# [Data section]
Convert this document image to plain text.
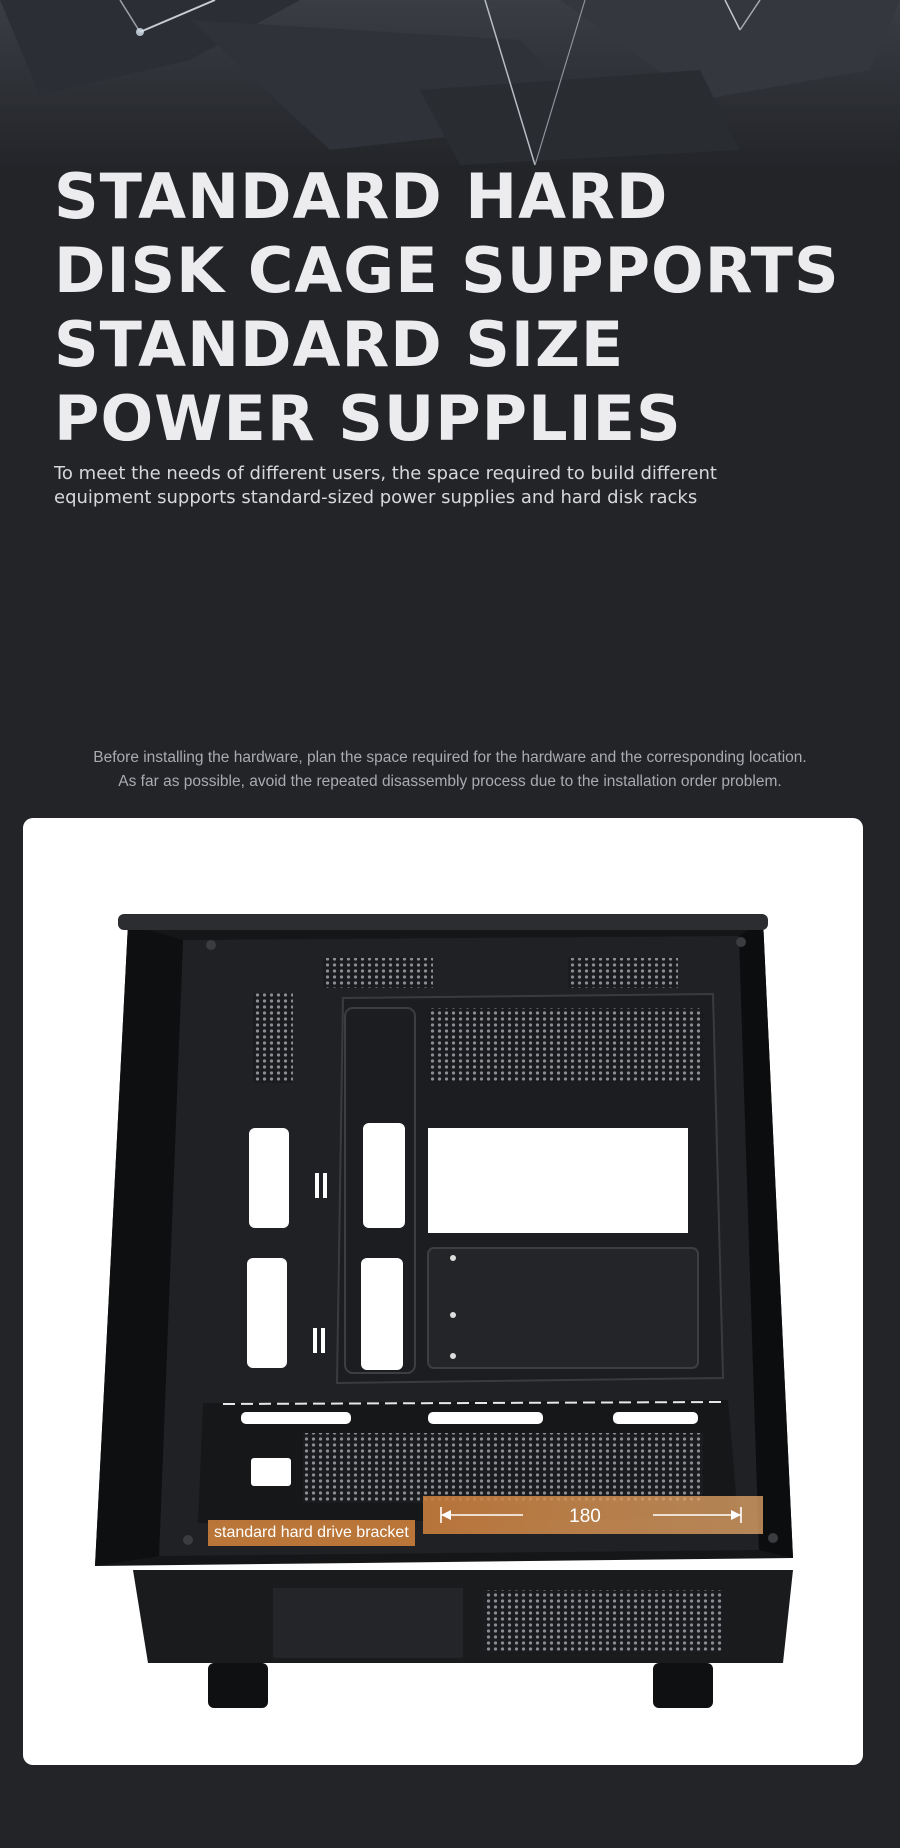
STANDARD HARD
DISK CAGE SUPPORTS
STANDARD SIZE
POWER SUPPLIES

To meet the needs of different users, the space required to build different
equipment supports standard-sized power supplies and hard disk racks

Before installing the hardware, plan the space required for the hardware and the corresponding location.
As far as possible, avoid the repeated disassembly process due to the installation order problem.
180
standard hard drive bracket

# [Instructions for the task]
Repeat each record exactly as shown above, dropping all images.

# [Result]
Convert this document image to plain text.
STANDARD HARD
DISK CAGE SUPPORTS
STANDARD SIZE
POWER SUPPLIES

To meet the needs of different users, the space required to build different
equipment supports standard-sized power supplies and hard disk racks

Before installing the hardware, plan the space required for the hardware and the corresponding location.
As far as possible, avoid the repeated disassembly process due to the installation order problem.
180
standard hard drive bracket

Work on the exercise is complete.